Supplied material ▸
_ _ _

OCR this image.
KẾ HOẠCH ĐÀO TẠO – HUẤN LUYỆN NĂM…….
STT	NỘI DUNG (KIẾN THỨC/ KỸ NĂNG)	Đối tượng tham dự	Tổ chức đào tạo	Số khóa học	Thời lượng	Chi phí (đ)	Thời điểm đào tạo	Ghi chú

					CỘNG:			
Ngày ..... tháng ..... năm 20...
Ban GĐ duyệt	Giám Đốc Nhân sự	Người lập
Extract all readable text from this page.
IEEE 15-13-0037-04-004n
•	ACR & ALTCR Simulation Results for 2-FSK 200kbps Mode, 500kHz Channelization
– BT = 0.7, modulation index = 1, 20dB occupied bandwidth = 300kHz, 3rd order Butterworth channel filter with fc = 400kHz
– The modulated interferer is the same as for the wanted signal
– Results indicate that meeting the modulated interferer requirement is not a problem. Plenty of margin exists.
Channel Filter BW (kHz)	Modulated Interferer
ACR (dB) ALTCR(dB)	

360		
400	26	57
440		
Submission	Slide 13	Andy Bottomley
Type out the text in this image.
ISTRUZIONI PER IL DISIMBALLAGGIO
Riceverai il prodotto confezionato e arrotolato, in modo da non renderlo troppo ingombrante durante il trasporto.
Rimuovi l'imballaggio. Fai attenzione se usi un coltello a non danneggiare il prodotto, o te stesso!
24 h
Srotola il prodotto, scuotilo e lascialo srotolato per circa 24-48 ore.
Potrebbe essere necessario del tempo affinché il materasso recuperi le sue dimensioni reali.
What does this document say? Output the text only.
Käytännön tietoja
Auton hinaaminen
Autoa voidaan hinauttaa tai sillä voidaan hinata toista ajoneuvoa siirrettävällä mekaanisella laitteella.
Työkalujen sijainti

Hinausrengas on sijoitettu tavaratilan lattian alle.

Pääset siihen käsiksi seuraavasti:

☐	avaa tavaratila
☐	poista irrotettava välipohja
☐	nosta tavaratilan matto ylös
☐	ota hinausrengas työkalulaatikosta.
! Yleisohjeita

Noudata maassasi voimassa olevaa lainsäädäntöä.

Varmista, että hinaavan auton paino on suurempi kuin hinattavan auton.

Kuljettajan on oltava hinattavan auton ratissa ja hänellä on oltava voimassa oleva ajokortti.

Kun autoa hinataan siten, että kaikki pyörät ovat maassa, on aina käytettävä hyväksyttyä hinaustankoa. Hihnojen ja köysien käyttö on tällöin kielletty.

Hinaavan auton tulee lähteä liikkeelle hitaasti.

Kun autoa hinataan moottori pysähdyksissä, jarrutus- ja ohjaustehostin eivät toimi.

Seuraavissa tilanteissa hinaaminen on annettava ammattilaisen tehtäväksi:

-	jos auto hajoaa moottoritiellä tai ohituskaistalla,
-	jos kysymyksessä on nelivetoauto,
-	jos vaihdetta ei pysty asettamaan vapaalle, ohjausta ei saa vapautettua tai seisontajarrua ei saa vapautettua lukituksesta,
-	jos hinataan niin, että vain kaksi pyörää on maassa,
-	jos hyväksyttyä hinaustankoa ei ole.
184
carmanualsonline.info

_ _ _

Directions ▸ Extract all of the data shown above without alteration.

Result ▸
OCR this image.
KẾ HOẠCH ĐÀO TẠO – HUẤN LUYỆN NĂM…….
STT	NỘI DUNG (KIẾN THỨC/ KỸ NĂNG)	Đối tượng tham dự	Tổ chức đào tạo	Số khóa học	Thời lượng	Chi phí (đ)	Thời điểm đào tạo	Ghi chú

					CỘNG:			
Ngày ..... tháng ..... năm 20...
Ban GĐ duyệt	Giám Đốc Nhân sự	Người lập
Extract all readable text from this page.
IEEE 15-13-0037-04-004n
•	ACR & ALTCR Simulation Results for 2-FSK 200kbps Mode, 500kHz Channelization
– BT = 0.7, modulation index = 1, 20dB occupied bandwidth = 300kHz, 3rd order Butterworth channel filter with fc = 400kHz
– The modulated interferer is the same as for the wanted signal
– Results indicate that meeting the modulated interferer requirement is not a problem. Plenty of margin exists.
Channel Filter BW (kHz)	Modulated Interferer
ACR (dB) ALTCR(dB)	

360		
400	26	57
440		
Submission	Slide 13	Andy Bottomley
Type out the text in this image.
ISTRUZIONI PER IL DISIMBALLAGGIO
Riceverai il prodotto confezionato e arrotolato, in modo da non renderlo troppo ingombrante durante il trasporto.
Rimuovi l'imballaggio. Fai attenzione se usi un coltello a non danneggiare il prodotto, o te stesso!
24 h
Srotola il prodotto, scuotilo e lascialo srotolato per circa 24-48 ore.
Potrebbe essere necessario del tempo affinché il materasso recuperi le sue dimensioni reali.
What does this document say? Output the text only.
Käytännön tietoja
Auton hinaaminen
Autoa voidaan hinauttaa tai sillä voidaan hinata toista ajoneuvoa siirrettävällä mekaanisella laitteella.
Työkalujen sijainti

Hinausrengas on sijoitettu tavaratilan lattian alle.

Pääset siihen käsiksi seuraavasti:

☐	avaa tavaratila
☐	poista irrotettava välipohja
☐	nosta tavaratilan matto ylös
☐	ota hinausrengas työkalulaatikosta.
! Yleisohjeita

Noudata maassasi voimassa olevaa lainsäädäntöä.

Varmista, että hinaavan auton paino on suurempi kuin hinattavan auton.

Kuljettajan on oltava hinattavan auton ratissa ja hänellä on oltava voimassa oleva ajokortti.

Kun autoa hinataan siten, että kaikki pyörät ovat maassa, on aina käytettävä hyväksyttyä hinaustankoa. Hihnojen ja köysien käyttö on tällöin kielletty.

Hinaavan auton tulee lähteä liikkeelle hitaasti.

Kun autoa hinataan moottori pysähdyksissä, jarrutus- ja ohjaustehostin eivät toimi.

Seuraavissa tilanteissa hinaaminen on annettava ammattilaisen tehtäväksi:

-	jos auto hajoaa moottoritiellä tai ohituskaistalla,
-	jos kysymyksessä on nelivetoauto,
-	jos vaihdetta ei pysty asettamaan vapaalle, ohjausta ei saa vapautettua tai seisontajarrua ei saa vapautettua lukituksesta,
-	jos hinataan niin, että vain kaksi pyörää on maassa,
-	jos hyväksyttyä hinaustankoa ei ole.
184
carmanualsonline.info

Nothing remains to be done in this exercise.